» **Prompt**: Only the lines holding the string "image" are needed. Copy each one.

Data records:
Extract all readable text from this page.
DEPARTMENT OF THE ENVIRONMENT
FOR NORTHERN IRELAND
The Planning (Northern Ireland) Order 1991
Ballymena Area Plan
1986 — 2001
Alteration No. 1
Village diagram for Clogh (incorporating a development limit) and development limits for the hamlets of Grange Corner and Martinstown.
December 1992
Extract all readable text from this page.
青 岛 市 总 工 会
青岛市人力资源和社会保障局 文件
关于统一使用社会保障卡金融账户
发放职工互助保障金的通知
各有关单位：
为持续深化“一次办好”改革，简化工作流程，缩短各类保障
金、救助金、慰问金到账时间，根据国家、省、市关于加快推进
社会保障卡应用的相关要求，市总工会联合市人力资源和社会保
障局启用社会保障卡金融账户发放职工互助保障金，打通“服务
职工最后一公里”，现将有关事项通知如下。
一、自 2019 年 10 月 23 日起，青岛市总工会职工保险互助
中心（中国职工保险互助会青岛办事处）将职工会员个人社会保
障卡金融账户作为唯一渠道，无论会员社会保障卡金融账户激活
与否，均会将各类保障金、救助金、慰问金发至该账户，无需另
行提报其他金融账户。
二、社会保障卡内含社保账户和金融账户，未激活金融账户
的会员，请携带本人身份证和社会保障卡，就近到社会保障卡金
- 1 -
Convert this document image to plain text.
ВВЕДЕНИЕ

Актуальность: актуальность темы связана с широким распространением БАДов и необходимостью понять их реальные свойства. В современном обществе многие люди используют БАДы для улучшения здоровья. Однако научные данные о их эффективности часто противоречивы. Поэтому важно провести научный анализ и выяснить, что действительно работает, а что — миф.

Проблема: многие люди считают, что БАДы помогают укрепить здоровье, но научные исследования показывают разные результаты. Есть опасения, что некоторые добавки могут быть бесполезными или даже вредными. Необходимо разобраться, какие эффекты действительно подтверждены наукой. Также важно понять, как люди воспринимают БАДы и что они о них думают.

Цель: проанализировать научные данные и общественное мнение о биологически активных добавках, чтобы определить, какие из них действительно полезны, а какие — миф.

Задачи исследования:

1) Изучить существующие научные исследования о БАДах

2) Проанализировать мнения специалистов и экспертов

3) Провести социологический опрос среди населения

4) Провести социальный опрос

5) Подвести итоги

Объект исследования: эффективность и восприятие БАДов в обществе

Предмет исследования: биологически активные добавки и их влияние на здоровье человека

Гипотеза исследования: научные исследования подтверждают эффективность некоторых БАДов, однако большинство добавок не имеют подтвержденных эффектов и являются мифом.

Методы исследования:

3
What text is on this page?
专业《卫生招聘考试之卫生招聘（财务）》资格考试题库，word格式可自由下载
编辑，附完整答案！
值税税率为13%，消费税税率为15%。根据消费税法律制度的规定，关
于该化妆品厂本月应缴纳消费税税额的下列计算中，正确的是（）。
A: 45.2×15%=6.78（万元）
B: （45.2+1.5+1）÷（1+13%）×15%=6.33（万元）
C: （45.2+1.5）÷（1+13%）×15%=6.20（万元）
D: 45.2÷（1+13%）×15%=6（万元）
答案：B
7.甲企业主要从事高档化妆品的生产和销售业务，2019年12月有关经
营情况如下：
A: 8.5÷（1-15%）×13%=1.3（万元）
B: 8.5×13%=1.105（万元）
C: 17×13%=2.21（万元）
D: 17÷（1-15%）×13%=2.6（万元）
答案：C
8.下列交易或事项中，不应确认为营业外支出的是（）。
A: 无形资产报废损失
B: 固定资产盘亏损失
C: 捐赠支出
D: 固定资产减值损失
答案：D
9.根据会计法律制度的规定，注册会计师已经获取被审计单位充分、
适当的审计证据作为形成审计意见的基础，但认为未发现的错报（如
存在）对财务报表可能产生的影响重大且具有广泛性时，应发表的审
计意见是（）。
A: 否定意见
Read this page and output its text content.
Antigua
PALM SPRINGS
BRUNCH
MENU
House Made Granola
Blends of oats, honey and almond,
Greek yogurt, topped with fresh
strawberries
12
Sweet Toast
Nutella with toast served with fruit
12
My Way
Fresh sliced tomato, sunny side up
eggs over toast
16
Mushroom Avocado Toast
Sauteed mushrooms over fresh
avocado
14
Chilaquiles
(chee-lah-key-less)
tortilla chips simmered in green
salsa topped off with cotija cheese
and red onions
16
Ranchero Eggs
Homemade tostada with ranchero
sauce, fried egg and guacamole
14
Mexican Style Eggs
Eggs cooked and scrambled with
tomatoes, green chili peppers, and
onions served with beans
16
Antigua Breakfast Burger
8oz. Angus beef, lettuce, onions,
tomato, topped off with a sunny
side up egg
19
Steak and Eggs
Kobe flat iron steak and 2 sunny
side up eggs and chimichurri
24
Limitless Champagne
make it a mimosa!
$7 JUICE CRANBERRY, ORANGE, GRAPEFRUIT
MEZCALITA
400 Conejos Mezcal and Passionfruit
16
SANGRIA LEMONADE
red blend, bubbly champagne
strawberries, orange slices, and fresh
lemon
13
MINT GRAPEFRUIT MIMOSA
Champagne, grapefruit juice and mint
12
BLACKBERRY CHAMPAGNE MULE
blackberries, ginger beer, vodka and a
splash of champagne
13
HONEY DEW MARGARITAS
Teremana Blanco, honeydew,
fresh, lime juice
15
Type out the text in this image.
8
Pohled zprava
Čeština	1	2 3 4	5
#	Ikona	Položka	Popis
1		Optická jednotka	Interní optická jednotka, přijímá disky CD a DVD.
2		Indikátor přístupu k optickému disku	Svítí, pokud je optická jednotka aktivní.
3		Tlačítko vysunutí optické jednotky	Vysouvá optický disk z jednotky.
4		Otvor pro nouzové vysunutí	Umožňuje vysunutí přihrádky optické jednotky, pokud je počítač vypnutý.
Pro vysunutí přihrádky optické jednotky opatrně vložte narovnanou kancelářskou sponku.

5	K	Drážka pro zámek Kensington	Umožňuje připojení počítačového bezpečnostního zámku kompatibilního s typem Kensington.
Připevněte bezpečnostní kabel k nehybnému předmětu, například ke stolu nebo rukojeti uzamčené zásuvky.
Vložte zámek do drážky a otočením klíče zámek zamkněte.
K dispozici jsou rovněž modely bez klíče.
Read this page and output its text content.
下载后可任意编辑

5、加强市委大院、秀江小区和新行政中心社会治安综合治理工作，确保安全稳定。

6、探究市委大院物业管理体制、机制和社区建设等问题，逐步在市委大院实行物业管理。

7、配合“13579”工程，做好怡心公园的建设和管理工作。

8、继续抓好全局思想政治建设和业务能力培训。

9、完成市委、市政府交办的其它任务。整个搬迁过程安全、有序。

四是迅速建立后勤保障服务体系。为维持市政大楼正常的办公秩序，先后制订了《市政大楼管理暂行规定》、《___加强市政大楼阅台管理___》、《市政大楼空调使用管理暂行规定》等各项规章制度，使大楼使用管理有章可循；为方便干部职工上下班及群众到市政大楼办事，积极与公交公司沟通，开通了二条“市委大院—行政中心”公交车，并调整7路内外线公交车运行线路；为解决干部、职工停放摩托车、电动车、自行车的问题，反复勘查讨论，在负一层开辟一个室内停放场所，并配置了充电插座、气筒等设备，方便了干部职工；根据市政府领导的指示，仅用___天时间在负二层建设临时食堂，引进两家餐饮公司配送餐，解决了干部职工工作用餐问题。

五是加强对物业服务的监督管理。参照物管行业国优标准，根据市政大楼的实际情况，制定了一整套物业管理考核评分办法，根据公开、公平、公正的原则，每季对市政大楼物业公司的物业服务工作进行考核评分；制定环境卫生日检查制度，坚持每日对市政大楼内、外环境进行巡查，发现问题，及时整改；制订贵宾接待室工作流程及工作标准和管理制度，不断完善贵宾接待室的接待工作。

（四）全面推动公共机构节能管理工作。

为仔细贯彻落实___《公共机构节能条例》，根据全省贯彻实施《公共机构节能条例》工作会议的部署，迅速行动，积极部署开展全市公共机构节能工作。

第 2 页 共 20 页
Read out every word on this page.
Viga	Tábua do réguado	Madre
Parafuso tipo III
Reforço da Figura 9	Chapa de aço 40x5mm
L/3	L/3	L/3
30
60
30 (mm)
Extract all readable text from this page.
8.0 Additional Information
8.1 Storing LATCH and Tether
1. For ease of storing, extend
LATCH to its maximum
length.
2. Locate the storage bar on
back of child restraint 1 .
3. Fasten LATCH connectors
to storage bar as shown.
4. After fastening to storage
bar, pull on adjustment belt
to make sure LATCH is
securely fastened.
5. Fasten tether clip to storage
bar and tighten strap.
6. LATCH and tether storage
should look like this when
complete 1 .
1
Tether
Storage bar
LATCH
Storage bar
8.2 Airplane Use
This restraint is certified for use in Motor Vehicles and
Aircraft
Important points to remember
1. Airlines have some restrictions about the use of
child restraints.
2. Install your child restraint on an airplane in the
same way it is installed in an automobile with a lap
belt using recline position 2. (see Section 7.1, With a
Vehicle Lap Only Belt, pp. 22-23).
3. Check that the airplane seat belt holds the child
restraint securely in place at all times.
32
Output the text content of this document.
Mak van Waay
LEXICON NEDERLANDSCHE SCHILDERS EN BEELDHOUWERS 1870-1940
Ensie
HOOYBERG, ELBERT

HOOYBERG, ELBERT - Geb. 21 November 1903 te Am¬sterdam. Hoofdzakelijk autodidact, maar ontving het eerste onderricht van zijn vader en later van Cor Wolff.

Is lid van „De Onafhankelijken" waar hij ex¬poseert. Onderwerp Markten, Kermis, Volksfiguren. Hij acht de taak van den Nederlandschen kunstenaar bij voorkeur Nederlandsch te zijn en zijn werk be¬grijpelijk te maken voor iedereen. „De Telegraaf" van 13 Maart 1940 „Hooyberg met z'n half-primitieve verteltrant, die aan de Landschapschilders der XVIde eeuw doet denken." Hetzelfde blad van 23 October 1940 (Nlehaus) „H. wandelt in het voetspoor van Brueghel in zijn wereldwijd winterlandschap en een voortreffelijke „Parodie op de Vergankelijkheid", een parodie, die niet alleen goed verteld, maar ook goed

» **Answer for the task**:
Convert this document image to plain text.
Type out the text in this image.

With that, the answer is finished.